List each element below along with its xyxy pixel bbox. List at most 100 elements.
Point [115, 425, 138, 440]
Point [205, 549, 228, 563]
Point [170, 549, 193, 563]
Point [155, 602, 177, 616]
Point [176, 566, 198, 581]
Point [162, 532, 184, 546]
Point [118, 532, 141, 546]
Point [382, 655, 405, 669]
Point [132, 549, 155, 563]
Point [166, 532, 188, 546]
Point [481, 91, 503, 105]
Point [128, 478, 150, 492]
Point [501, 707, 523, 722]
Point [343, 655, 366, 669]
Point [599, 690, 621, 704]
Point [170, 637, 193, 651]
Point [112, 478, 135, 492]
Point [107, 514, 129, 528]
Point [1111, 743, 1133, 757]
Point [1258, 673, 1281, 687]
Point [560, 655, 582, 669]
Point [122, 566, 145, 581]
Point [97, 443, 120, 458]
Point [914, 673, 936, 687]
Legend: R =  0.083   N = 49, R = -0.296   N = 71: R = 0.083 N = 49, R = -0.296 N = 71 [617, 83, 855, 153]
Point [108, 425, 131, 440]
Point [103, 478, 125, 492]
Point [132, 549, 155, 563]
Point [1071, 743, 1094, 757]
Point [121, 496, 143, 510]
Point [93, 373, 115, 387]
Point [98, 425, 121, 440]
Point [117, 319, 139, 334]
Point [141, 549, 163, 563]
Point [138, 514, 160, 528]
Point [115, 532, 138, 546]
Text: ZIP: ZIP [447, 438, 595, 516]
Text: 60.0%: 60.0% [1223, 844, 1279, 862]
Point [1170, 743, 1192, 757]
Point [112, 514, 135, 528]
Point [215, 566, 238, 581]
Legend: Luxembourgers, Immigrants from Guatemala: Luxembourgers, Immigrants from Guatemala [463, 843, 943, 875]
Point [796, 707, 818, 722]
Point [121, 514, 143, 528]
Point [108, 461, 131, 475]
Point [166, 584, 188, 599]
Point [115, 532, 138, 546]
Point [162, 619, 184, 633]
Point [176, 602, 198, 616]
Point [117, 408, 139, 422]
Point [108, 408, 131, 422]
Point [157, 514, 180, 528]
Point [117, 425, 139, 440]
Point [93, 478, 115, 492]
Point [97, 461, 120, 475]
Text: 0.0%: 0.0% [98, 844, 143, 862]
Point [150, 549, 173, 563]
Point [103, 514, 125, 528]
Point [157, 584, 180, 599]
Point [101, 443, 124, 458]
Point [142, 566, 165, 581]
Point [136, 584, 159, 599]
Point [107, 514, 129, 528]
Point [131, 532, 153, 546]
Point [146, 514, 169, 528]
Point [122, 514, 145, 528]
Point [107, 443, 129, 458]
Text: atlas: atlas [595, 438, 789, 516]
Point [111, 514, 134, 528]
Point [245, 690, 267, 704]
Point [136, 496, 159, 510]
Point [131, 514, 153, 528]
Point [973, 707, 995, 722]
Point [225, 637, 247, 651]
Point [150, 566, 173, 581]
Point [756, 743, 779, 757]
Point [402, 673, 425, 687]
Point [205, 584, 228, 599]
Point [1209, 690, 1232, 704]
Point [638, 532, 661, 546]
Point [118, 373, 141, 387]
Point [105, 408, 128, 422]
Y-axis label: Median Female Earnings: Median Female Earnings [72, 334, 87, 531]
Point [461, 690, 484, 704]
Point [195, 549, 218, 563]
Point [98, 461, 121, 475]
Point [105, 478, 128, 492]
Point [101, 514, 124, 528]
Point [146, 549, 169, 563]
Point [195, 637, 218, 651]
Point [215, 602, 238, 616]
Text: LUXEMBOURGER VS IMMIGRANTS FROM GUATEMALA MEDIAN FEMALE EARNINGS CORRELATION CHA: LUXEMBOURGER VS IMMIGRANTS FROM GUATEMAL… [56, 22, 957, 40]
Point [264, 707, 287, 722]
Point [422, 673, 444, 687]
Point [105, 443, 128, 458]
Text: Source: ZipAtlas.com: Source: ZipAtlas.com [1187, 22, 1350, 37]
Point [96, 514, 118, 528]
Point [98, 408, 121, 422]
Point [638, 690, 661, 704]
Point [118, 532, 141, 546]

Work instructions
Lay out the items above as a numbered list, from the first line through the line containing "Point [162, 619, 184, 633]", leaving out blank lines.

Final result
1. List each element below along with its xyxy pixel bbox. List at most 100 elements.
2. Point [115, 425, 138, 440]
3. Point [205, 549, 228, 563]
4. Point [170, 549, 193, 563]
5. Point [155, 602, 177, 616]
6. Point [176, 566, 198, 581]
7. Point [162, 532, 184, 546]
8. Point [118, 532, 141, 546]
9. Point [382, 655, 405, 669]
10. Point [132, 549, 155, 563]
11. Point [166, 532, 188, 546]
12. Point [481, 91, 503, 105]
13. Point [128, 478, 150, 492]
14. Point [501, 707, 523, 722]
15. Point [343, 655, 366, 669]
16. Point [599, 690, 621, 704]
17. Point [170, 637, 193, 651]
18. Point [112, 478, 135, 492]
19. Point [107, 514, 129, 528]
20. Point [1111, 743, 1133, 757]
21. Point [1258, 673, 1281, 687]
22. Point [560, 655, 582, 669]
23. Point [122, 566, 145, 581]
24. Point [97, 443, 120, 458]
25. Point [914, 673, 936, 687]
26. Legend: R =  0.083   N = 49, R = -0.296   N = 71: R = 0.083 N = 49, R = -0.296 N = 71 [617, 83, 855, 153]
27. Point [108, 425, 131, 440]
28. Point [103, 478, 125, 492]
29. Point [132, 549, 155, 563]
30. Point [1071, 743, 1094, 757]
31. Point [121, 496, 143, 510]
32. Point [93, 373, 115, 387]
33. Point [98, 425, 121, 440]
34. Point [117, 319, 139, 334]
35. Point [141, 549, 163, 563]
36. Point [138, 514, 160, 528]
37. Point [115, 532, 138, 546]
38. Text: ZIP: ZIP [447, 438, 595, 516]
39. Text: 60.0%: 60.0% [1223, 844, 1279, 862]
40. Point [1170, 743, 1192, 757]
41. Point [112, 514, 135, 528]
42. Point [215, 566, 238, 581]
43. Legend: Luxembourgers, Immigrants from Guatemala: Luxembourgers, Immigrants from Guatemala [463, 843, 943, 875]
44. Point [796, 707, 818, 722]
45. Point [121, 514, 143, 528]
46. Point [108, 461, 131, 475]
47. Point [166, 584, 188, 599]
48. Point [115, 532, 138, 546]
49. Point [162, 619, 184, 633]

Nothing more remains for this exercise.